* **Records provided**
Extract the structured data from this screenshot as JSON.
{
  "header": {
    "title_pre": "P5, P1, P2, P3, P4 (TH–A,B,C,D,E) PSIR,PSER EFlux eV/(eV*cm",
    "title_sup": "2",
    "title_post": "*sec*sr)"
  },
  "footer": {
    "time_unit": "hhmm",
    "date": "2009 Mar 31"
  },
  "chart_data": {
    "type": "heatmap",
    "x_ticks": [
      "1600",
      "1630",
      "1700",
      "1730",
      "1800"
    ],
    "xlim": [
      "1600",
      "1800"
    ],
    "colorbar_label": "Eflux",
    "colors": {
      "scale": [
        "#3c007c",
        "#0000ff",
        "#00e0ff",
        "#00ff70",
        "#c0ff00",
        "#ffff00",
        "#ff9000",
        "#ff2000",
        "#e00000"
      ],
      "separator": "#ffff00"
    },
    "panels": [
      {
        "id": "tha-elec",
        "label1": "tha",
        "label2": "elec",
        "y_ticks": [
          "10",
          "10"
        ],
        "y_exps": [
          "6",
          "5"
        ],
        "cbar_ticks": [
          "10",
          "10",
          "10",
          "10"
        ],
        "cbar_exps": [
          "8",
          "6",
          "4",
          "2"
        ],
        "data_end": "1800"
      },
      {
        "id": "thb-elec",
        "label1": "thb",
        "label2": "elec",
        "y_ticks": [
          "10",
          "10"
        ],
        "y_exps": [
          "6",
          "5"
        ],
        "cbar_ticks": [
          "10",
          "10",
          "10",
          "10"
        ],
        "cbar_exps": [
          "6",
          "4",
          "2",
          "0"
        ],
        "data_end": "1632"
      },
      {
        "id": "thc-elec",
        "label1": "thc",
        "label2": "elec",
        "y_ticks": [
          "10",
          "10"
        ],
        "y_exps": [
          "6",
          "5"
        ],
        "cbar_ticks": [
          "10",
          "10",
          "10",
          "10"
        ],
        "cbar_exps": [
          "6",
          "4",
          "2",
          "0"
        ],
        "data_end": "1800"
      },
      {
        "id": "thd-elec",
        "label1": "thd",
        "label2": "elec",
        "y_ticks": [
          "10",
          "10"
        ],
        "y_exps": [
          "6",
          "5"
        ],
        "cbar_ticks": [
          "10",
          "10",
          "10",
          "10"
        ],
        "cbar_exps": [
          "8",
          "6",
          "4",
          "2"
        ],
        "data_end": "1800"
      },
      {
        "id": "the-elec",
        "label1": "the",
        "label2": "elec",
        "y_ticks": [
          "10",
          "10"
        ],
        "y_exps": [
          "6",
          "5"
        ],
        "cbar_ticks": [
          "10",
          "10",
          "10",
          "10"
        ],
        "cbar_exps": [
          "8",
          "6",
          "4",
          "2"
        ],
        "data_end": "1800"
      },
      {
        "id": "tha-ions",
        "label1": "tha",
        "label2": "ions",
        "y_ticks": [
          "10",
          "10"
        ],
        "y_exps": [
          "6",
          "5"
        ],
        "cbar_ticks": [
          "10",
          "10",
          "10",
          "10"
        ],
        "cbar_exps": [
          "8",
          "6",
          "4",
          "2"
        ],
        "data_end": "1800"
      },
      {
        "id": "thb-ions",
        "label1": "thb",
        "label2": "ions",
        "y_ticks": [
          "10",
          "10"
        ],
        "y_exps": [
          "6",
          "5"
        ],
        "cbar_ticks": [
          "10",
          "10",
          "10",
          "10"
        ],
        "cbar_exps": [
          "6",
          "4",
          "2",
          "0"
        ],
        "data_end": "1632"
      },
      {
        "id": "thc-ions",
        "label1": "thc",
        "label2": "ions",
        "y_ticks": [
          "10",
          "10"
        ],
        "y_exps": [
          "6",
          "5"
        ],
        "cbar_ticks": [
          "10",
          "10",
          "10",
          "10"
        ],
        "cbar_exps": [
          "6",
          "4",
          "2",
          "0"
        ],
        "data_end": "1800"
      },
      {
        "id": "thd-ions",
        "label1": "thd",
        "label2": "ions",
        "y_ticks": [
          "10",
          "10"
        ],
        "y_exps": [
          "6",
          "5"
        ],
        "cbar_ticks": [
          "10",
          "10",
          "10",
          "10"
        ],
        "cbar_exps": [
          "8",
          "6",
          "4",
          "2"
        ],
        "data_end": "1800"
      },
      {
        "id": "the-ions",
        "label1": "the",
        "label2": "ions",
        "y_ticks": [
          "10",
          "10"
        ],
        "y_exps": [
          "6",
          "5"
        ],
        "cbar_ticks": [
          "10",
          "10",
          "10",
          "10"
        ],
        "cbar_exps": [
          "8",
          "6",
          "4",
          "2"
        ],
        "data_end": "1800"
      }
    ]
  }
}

* **What the task requires**
Output the listing above word for word.

* **Exercise result**
Extract the structured data from this screenshot as JSON.
{
  "header": {
    "title_pre": "P5, P1, P2, P3, P4 (TH–A,B,C,D,E) PSIR,PSER EFlux eV/(eV*cm",
    "title_sup": "2",
    "title_post": "*sec*sr)"
  },
  "footer": {
    "time_unit": "hhmm",
    "date": "2009 Mar 31"
  },
  "chart_data": {
    "type": "heatmap",
    "x_ticks": [
      "1600",
      "1630",
      "1700",
      "1730",
      "1800"
    ],
    "xlim": [
      "1600",
      "1800"
    ],
    "colorbar_label": "Eflux",
    "colors": {
      "scale": [
        "#3c007c",
        "#0000ff",
        "#00e0ff",
        "#00ff70",
        "#c0ff00",
        "#ffff00",
        "#ff9000",
        "#ff2000",
        "#e00000"
      ],
      "separator": "#ffff00"
    },
    "panels": [
      {
        "id": "tha-elec",
        "label1": "tha",
        "label2": "elec",
        "y_ticks": [
          "10",
          "10"
        ],
        "y_exps": [
          "6",
          "5"
        ],
        "cbar_ticks": [
          "10",
          "10",
          "10",
          "10"
        ],
        "cbar_exps": [
          "8",
          "6",
          "4",
          "2"
        ],
        "data_end": "1800"
      },
      {
        "id": "thb-elec",
        "label1": "thb",
        "label2": "elec",
        "y_ticks": [
          "10",
          "10"
        ],
        "y_exps": [
          "6",
          "5"
        ],
        "cbar_ticks": [
          "10",
          "10",
          "10",
          "10"
        ],
        "cbar_exps": [
          "6",
          "4",
          "2",
          "0"
        ],
        "data_end": "1632"
      },
      {
        "id": "thc-elec",
        "label1": "thc",
        "label2": "elec",
        "y_ticks": [
          "10",
          "10"
        ],
        "y_exps": [
          "6",
          "5"
        ],
        "cbar_ticks": [
          "10",
          "10",
          "10",
          "10"
        ],
        "cbar_exps": [
          "6",
          "4",
          "2",
          "0"
        ],
        "data_end": "1800"
      },
      {
        "id": "thd-elec",
        "label1": "thd",
        "label2": "elec",
        "y_ticks": [
          "10",
          "10"
        ],
        "y_exps": [
          "6",
          "5"
        ],
        "cbar_ticks": [
          "10",
          "10",
          "10",
          "10"
        ],
        "cbar_exps": [
          "8",
          "6",
          "4",
          "2"
        ],
        "data_end": "1800"
      },
      {
        "id": "the-elec",
        "label1": "the",
        "label2": "elec",
        "y_ticks": [
          "10",
          "10"
        ],
        "y_exps": [
          "6",
          "5"
        ],
        "cbar_ticks": [
          "10",
          "10",
          "10",
          "10"
        ],
        "cbar_exps": [
          "8",
          "6",
          "4",
          "2"
        ],
        "data_end": "1800"
      },
      {
        "id": "tha-ions",
        "label1": "tha",
        "label2": "ions",
        "y_ticks": [
          "10",
          "10"
        ],
        "y_exps": [
          "6",
          "5"
        ],
        "cbar_ticks": [
          "10",
          "10",
          "10",
          "10"
        ],
        "cbar_exps": [
          "8",
          "6",
          "4",
          "2"
        ],
        "data_end": "1800"
      },
      {
        "id": "thb-ions",
        "label1": "thb",
        "label2": "ions",
        "y_ticks": [
          "10",
          "10"
        ],
        "y_exps": [
          "6",
          "5"
        ],
        "cbar_ticks": [
          "10",
          "10",
          "10",
          "10"
        ],
        "cbar_exps": [
          "6",
          "4",
          "2",
          "0"
        ],
        "data_end": "1632"
      },
      {
        "id": "thc-ions",
        "label1": "thc",
        "label2": "ions",
        "y_ticks": [
          "10",
          "10"
        ],
        "y_exps": [
          "6",
          "5"
        ],
        "cbar_ticks": [
          "10",
          "10",
          "10",
          "10"
        ],
        "cbar_exps": [
          "6",
          "4",
          "2",
          "0"
        ],
        "data_end": "1800"
      },
      {
        "id": "thd-ions",
        "label1": "thd",
        "label2": "ions",
        "y_ticks": [
          "10",
          "10"
        ],
        "y_exps": [
          "6",
          "5"
        ],
        "cbar_ticks": [
          "10",
          "10",
          "10",
          "10"
        ],
        "cbar_exps": [
          "8",
          "6",
          "4",
          "2"
        ],
        "data_end": "1800"
      },
      {
        "id": "the-ions",
        "label1": "the",
        "label2": "ions",
        "y_ticks": [
          "10",
          "10"
        ],
        "y_exps": [
          "6",
          "5"
        ],
        "cbar_ticks": [
          "10",
          "10",
          "10",
          "10"
        ],
        "cbar_exps": [
          "8",
          "6",
          "4",
          "2"
        ],
        "data_end": "1800"
      }
    ]
  }
}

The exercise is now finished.